* TASK
Take each line containing the word "বনদর" and copy it.

--- BEGIN DATASET CONTENT ---

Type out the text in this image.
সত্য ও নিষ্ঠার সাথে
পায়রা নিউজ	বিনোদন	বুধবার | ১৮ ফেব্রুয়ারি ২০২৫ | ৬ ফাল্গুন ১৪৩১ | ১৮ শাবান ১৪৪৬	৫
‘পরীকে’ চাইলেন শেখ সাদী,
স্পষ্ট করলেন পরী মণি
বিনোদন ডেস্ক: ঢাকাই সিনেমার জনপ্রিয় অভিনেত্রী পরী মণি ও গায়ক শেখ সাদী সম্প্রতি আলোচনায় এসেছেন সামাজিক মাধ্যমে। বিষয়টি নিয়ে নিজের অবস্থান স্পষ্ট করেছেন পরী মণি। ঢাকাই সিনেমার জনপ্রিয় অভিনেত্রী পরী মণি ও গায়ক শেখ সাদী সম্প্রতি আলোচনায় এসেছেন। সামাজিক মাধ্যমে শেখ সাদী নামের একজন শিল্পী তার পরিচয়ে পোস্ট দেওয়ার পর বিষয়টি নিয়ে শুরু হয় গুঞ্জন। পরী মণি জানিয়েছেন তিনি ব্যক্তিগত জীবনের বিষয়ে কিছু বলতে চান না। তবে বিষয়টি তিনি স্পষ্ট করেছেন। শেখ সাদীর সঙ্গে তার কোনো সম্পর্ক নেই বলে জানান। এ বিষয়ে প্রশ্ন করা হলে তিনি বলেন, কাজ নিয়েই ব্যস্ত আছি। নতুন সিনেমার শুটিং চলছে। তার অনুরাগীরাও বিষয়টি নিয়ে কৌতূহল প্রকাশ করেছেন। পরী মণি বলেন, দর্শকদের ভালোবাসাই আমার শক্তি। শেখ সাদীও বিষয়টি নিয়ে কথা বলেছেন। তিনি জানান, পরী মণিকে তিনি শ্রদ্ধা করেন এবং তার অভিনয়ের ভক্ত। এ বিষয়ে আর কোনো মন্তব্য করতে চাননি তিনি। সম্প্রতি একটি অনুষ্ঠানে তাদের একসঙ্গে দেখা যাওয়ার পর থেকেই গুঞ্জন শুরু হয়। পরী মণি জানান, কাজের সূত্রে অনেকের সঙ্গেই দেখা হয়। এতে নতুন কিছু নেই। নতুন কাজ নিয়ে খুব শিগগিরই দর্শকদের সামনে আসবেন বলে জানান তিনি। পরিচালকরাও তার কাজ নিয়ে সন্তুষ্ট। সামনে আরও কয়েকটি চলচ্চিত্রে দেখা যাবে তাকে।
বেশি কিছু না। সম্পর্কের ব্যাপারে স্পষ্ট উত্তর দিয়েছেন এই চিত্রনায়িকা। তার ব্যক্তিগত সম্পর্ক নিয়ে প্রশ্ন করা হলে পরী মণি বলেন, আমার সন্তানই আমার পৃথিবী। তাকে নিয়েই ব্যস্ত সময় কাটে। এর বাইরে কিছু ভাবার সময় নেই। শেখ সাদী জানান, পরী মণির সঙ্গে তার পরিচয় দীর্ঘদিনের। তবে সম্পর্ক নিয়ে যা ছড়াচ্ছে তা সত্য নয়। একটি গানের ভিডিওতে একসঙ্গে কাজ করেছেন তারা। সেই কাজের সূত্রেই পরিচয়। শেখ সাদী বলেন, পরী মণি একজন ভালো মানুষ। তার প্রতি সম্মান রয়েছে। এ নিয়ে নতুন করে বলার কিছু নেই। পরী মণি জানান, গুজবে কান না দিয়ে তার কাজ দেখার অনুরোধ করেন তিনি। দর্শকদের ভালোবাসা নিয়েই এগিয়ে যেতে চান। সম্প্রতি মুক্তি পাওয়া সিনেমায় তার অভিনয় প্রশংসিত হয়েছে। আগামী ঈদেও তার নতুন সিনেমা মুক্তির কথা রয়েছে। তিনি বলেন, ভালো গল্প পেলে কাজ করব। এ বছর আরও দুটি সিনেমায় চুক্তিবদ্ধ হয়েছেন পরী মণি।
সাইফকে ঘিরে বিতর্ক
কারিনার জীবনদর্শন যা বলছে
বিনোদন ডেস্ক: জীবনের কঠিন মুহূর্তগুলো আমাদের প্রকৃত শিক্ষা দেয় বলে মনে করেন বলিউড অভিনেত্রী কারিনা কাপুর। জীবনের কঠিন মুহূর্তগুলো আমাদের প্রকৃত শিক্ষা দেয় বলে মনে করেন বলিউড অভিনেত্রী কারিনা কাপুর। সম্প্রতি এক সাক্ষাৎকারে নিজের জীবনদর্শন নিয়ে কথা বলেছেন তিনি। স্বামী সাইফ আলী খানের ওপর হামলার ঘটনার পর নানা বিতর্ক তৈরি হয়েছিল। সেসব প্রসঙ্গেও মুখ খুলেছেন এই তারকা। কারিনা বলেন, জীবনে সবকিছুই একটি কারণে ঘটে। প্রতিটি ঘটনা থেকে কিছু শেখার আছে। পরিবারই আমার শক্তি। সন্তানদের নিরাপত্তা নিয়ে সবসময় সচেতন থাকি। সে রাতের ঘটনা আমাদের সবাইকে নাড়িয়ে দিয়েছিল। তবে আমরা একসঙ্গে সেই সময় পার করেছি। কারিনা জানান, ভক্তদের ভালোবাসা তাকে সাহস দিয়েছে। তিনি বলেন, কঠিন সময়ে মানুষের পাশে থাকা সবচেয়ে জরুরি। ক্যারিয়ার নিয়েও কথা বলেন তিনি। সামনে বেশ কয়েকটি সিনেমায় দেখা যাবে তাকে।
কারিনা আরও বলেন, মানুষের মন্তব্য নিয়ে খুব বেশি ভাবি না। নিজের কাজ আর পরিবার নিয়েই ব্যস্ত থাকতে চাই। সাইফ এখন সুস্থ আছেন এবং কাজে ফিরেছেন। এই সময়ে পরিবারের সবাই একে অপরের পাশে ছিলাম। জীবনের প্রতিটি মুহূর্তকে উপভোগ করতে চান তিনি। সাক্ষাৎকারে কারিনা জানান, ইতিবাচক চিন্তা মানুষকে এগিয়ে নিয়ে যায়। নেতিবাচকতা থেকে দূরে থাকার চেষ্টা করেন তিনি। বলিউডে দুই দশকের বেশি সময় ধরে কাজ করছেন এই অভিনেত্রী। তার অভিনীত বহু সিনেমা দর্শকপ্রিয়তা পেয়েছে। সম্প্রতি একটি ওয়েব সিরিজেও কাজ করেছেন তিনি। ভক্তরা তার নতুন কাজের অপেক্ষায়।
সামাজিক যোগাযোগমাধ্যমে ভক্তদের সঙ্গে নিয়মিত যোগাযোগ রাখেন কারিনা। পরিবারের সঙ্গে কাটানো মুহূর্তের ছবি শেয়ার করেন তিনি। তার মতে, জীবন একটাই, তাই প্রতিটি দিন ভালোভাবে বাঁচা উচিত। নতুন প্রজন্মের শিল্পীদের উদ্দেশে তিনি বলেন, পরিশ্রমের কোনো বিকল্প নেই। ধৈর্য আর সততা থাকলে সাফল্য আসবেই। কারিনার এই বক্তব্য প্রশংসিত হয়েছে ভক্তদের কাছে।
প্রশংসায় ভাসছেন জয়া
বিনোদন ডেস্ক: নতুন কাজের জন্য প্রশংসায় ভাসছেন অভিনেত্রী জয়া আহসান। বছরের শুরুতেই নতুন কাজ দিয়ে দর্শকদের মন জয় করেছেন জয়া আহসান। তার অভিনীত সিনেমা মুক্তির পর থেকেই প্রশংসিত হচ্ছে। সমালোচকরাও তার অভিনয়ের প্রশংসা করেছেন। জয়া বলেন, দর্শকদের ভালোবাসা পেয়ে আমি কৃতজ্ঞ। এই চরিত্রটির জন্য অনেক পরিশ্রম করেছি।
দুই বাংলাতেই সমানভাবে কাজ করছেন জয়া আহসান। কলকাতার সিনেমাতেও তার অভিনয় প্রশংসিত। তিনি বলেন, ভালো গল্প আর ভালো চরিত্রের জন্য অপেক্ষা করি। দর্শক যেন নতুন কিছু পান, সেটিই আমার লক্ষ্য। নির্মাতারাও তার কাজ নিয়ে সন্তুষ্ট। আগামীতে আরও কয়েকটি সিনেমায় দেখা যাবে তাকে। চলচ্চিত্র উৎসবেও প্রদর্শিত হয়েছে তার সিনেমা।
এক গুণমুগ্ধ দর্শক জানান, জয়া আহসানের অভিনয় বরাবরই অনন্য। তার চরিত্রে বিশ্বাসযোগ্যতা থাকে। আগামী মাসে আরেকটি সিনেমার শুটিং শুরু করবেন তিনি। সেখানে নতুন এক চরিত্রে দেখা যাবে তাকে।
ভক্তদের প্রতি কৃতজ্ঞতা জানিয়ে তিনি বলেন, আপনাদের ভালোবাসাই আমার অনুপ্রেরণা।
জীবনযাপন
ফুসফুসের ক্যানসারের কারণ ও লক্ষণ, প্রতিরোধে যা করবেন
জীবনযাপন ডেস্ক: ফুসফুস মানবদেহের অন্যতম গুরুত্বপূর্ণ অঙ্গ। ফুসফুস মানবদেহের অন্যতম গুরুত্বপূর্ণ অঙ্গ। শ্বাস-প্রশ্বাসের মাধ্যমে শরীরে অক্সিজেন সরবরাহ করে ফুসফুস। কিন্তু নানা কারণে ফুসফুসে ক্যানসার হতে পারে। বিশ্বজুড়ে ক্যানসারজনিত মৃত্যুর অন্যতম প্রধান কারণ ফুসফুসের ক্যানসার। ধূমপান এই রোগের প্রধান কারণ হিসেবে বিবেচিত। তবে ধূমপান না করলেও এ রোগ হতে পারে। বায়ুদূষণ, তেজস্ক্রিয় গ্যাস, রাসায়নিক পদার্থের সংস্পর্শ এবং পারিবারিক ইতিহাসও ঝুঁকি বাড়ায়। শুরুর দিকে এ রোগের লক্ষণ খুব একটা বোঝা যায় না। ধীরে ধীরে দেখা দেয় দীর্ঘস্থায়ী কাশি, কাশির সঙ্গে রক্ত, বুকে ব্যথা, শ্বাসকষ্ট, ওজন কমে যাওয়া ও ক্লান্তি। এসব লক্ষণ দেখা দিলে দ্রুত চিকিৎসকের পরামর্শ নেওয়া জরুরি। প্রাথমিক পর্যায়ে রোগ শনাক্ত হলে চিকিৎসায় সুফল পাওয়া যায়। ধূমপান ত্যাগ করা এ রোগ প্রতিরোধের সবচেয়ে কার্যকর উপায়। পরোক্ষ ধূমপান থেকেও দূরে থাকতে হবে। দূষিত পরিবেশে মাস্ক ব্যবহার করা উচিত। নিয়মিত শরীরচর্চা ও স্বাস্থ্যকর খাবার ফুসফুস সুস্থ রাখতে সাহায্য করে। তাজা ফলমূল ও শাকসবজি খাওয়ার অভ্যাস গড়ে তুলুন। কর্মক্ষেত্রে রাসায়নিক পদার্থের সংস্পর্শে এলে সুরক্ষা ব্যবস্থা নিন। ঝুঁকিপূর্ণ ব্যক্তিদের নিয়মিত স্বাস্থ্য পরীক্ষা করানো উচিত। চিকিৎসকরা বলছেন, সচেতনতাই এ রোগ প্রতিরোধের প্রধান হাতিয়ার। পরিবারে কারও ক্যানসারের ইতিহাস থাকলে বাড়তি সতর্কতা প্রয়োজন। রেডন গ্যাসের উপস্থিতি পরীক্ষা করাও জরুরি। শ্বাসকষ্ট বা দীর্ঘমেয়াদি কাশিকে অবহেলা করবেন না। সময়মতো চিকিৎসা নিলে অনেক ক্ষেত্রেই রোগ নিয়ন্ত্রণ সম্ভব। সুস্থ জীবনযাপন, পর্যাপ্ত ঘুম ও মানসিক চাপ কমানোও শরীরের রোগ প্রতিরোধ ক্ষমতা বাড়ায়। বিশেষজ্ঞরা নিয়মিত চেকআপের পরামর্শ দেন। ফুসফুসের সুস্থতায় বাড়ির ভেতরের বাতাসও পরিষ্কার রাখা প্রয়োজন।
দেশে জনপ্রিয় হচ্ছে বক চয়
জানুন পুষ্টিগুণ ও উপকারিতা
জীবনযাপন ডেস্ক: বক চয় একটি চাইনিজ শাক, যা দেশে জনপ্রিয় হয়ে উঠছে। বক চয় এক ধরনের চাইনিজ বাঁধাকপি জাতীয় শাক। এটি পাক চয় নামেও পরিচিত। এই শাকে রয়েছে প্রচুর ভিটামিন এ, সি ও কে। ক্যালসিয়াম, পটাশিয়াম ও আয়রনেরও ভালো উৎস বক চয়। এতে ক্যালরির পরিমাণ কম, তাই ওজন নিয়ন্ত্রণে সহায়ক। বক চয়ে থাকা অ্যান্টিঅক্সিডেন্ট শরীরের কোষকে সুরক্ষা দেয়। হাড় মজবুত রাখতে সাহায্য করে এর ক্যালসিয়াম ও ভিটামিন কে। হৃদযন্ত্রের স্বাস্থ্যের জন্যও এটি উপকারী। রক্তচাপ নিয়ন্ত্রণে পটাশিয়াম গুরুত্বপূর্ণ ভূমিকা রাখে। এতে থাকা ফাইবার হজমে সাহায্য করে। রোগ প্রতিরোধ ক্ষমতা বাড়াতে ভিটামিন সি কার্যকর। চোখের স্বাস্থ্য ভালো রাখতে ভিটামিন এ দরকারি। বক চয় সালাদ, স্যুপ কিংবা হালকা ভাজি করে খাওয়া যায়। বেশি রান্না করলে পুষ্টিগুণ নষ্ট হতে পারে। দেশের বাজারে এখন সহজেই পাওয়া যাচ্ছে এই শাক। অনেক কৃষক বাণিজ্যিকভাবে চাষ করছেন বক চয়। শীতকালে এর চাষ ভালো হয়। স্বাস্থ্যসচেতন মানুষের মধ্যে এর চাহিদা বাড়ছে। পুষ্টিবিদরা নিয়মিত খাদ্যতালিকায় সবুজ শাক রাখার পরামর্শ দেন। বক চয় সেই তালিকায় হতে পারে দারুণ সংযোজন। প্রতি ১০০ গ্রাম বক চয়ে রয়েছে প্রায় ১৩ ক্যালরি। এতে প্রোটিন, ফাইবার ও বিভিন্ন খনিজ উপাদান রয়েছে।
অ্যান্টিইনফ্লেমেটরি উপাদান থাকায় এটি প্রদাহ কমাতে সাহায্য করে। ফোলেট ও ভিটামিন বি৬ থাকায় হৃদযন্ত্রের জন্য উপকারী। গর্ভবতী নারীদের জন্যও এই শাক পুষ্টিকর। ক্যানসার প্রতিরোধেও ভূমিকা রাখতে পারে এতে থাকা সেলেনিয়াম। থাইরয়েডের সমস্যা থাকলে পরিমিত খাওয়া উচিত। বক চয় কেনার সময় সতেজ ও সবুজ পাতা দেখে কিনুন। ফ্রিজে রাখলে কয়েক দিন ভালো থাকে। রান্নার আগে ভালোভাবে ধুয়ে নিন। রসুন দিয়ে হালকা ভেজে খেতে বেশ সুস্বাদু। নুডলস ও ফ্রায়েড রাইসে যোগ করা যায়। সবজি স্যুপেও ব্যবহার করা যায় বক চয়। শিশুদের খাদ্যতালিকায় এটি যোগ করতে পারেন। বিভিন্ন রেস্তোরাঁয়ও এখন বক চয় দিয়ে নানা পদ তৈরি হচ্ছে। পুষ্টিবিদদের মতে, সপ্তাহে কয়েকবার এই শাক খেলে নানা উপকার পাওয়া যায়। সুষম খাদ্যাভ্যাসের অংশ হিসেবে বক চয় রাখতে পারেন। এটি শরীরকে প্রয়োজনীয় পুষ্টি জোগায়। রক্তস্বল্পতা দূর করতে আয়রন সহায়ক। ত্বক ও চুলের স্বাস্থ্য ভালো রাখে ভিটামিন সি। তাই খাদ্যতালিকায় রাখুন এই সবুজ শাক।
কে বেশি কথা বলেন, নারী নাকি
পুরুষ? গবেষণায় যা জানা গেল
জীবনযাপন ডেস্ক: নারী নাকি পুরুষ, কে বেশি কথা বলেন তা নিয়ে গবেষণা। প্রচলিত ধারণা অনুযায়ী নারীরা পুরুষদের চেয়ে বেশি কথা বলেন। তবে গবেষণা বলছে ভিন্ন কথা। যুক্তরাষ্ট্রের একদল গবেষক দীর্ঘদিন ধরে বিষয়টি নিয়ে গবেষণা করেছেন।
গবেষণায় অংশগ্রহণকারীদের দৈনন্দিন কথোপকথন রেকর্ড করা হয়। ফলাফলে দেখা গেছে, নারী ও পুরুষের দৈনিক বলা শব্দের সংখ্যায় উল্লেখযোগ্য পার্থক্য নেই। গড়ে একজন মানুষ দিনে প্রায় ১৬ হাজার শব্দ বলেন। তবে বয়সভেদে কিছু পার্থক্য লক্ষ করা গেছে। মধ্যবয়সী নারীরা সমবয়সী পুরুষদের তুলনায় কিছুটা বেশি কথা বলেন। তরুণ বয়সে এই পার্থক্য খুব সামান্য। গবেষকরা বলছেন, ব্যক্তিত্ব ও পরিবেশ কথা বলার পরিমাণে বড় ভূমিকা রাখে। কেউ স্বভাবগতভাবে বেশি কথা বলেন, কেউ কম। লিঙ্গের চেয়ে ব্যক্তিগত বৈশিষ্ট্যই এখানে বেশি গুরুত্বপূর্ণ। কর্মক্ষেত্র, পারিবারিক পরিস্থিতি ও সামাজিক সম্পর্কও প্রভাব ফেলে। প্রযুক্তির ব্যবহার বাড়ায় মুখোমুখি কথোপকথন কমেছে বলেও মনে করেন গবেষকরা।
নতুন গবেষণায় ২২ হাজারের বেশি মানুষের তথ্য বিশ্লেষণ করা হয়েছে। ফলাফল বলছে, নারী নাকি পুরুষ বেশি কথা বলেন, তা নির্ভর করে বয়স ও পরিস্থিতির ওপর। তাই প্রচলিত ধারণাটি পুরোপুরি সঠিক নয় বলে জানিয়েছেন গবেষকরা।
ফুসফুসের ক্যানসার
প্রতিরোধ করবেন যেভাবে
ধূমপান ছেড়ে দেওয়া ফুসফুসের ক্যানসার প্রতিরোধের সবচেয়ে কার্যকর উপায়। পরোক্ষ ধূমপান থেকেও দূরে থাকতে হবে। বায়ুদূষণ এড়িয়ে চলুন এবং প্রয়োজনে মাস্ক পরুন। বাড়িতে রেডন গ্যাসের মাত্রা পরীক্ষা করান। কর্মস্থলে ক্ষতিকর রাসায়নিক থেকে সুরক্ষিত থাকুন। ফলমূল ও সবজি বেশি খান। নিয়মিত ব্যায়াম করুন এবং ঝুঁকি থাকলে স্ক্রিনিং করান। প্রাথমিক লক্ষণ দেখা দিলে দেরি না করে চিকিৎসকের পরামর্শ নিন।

--- END DATASET CONTENT ---

* ANSWER FOR THE TASK
কারিনার জীবনদর্শন যা বলছে
বিনোদন ডেস্ক: জীবনের কঠিন মুহূর্তগুলো আমাদের প্রকৃত শিক্ষা দেয় বলে মনে করেন বলিউড অভিনেত্রী কারিনা কাপুর। জীবনের কঠিন মুহূর্তগুলো আমাদের প্রকৃত শিক্ষা দেয় বলে মনে করেন বলিউড অভিনেত্রী কারিনা কাপুর। সম্প্রতি এক সাক্ষাৎকারে নিজের জীবনদর্শন নিয়ে কথা বলেছেন তিনি। স্বামী সাইফ আলী খানের ওপর হামলার ঘটনার পর নানা বিতর্ক তৈরি হয়েছিল। সেসব প্রসঙ্গেও মুখ খুলেছেন এই তারকা। কারিনা বলেন, জীবনে সবকিছুই একটি কারণে ঘটে। প্রতিটি ঘটনা থেকে কিছু শেখার আছে। পরিবারই আমার শক্তি। সন্তানদের নিরাপত্তা নিয়ে সবসময় সচেতন থাকি। সে রাতের ঘটনা আমাদের সবাইকে নাড়িয়ে দিয়েছিল। তবে আমরা একসঙ্গে সেই সময় পার করেছি। কারিনা জানান, ভক্তদের ভালোবাসা তাকে সাহস দিয়েছে। তিনি বলেন, কঠিন সময়ে মানুষের পাশে থাকা সবচেয়ে জরুরি। ক্যারিয়ার নিয়েও কথা বলেন তিনি। সামনে বেশ কয়েকটি সিনেমায় দেখা যাবে তাকে।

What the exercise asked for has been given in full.